SET TASK: Output nothing but the number of lines that include the word "from".

Begin TASK INPUT

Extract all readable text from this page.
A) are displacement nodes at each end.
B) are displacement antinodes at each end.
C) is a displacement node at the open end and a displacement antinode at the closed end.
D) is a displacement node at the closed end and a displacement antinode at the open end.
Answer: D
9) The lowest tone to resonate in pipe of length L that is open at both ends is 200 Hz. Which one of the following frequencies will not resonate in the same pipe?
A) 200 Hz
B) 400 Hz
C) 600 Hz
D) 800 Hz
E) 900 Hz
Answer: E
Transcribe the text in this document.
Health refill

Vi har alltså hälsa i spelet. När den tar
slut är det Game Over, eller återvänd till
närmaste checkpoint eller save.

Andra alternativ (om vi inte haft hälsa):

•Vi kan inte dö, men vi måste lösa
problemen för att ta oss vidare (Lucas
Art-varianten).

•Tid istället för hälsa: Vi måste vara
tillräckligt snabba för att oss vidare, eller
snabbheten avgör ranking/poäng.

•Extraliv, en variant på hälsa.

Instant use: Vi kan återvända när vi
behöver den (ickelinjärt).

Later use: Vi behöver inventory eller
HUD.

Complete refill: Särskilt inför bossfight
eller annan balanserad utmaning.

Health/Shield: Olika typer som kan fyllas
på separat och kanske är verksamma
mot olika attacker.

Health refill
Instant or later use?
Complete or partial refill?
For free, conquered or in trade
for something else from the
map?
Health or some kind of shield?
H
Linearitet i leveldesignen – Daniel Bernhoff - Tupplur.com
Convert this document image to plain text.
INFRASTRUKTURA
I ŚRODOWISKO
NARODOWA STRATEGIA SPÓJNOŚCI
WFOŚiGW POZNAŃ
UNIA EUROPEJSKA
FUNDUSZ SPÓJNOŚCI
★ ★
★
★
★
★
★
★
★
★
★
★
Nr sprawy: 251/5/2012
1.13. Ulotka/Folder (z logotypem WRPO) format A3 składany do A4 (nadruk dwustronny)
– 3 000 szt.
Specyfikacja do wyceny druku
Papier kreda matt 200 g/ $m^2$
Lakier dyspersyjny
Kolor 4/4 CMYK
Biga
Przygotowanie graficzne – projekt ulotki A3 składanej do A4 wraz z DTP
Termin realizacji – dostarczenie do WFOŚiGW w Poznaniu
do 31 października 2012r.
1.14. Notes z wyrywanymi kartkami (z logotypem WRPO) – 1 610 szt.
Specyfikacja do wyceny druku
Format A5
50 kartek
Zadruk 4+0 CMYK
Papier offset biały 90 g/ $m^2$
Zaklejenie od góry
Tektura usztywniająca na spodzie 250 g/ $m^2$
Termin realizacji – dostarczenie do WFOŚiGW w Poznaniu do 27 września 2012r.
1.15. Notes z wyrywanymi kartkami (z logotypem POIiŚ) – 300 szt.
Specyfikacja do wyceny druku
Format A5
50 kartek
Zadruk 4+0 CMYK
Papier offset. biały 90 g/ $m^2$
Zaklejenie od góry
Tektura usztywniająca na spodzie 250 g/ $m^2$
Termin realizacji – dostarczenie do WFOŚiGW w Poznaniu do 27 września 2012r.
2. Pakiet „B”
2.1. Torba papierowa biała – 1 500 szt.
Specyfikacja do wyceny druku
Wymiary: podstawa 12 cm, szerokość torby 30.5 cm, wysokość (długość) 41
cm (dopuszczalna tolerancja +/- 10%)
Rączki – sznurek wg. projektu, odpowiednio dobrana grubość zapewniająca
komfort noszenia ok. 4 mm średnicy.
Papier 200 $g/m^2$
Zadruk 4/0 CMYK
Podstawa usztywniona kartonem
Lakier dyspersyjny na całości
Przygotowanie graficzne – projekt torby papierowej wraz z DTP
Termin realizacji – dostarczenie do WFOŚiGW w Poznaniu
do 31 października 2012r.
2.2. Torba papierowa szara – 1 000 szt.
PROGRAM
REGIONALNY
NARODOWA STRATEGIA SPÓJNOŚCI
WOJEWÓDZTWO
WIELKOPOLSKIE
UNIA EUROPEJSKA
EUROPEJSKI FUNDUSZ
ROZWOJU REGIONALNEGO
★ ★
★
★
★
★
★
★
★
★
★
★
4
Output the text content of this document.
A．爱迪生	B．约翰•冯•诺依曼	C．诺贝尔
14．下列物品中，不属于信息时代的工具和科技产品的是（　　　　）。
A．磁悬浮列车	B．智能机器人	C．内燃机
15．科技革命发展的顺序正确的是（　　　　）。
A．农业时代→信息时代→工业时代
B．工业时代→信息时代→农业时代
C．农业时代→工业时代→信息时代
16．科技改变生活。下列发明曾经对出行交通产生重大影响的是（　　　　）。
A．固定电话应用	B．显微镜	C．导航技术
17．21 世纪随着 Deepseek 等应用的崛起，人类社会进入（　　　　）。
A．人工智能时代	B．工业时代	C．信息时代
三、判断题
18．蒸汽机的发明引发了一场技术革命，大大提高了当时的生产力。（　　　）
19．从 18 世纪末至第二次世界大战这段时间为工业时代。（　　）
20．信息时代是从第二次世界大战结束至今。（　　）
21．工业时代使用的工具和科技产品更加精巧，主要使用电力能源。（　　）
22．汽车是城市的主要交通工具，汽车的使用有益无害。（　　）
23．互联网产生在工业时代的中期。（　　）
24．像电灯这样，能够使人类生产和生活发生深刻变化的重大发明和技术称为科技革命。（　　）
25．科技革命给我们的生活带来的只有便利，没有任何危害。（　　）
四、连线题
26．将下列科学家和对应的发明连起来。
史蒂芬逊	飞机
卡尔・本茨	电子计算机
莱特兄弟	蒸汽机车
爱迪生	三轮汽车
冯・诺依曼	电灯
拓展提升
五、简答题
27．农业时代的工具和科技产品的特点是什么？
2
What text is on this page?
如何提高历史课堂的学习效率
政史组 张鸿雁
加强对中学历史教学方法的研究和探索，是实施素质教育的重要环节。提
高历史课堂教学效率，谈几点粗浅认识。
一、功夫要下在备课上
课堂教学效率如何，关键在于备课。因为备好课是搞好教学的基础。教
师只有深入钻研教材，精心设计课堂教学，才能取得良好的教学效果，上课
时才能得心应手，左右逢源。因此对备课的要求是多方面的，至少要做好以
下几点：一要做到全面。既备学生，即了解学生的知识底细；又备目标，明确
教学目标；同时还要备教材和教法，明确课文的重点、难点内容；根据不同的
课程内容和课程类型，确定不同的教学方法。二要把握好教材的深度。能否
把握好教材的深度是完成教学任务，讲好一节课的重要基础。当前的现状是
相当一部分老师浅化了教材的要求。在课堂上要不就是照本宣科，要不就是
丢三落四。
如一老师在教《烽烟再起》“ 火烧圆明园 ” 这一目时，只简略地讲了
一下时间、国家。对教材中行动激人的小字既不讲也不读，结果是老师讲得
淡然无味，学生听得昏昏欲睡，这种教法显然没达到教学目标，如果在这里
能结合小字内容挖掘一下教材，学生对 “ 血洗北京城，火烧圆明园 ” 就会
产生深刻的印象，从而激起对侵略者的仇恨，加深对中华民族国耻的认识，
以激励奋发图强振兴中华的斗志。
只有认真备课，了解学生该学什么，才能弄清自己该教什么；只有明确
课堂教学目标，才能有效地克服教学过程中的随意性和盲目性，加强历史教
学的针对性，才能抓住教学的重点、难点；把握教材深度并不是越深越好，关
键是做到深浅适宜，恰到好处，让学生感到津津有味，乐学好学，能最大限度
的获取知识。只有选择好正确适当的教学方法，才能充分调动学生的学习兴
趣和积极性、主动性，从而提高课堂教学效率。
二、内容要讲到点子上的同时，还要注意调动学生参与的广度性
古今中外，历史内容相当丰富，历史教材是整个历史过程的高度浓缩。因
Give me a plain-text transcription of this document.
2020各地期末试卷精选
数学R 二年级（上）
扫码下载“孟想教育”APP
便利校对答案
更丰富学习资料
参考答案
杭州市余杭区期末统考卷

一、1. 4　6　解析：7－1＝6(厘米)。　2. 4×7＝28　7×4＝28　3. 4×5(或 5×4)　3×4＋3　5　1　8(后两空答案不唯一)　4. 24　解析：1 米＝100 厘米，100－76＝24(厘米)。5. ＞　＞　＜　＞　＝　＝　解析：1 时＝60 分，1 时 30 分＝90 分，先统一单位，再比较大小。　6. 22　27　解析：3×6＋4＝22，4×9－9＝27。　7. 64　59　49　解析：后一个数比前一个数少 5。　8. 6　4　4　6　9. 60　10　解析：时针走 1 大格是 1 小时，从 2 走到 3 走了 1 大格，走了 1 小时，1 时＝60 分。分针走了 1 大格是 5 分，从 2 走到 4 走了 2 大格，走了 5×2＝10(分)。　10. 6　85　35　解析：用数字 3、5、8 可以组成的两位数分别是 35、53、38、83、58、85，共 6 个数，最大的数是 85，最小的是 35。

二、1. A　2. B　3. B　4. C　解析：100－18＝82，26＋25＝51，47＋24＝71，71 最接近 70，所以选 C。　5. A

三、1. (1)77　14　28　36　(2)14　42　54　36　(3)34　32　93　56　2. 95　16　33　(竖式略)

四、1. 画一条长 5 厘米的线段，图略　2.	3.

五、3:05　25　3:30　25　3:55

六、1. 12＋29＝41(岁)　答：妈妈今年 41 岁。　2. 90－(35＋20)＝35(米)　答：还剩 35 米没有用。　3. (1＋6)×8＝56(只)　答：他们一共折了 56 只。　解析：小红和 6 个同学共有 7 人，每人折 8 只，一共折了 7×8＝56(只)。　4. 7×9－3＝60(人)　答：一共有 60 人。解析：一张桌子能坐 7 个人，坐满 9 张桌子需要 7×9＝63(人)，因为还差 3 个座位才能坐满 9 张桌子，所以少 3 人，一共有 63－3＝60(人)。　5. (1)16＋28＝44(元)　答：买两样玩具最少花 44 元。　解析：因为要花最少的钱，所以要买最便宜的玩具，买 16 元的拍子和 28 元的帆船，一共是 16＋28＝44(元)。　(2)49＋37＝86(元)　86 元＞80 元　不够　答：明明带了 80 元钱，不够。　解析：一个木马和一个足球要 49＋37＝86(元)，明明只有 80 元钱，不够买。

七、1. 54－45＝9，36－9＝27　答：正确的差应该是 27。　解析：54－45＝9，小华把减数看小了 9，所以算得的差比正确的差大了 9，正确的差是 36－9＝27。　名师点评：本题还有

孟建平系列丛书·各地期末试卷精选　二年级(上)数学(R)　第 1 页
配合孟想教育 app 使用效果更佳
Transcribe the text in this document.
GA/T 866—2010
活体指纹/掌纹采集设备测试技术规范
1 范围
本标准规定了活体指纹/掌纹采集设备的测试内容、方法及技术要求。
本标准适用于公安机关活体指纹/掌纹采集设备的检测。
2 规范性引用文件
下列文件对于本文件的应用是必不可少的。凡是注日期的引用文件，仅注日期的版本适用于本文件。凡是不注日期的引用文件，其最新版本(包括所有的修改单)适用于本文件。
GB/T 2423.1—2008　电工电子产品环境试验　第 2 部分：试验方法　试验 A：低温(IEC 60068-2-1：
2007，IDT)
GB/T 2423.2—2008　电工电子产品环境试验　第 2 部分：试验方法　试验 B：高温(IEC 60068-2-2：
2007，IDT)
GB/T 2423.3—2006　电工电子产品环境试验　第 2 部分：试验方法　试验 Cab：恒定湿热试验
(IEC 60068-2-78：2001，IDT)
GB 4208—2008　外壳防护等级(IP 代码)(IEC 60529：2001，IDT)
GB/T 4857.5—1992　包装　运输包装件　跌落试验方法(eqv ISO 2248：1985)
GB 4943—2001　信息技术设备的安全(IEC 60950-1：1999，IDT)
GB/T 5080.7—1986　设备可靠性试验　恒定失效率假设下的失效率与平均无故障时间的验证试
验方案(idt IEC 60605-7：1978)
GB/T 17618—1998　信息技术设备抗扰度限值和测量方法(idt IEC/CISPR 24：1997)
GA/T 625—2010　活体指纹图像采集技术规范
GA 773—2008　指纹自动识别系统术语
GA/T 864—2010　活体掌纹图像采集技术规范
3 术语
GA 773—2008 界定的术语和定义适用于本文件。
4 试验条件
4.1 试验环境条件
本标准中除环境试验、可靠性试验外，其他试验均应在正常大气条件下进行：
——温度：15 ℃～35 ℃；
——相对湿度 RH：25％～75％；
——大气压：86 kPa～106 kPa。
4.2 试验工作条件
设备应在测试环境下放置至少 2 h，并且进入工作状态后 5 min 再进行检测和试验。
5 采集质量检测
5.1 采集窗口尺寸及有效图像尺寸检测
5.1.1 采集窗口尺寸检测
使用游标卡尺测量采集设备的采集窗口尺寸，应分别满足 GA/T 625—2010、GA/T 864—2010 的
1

End TASK INPUT

FULL OUTPUT: 2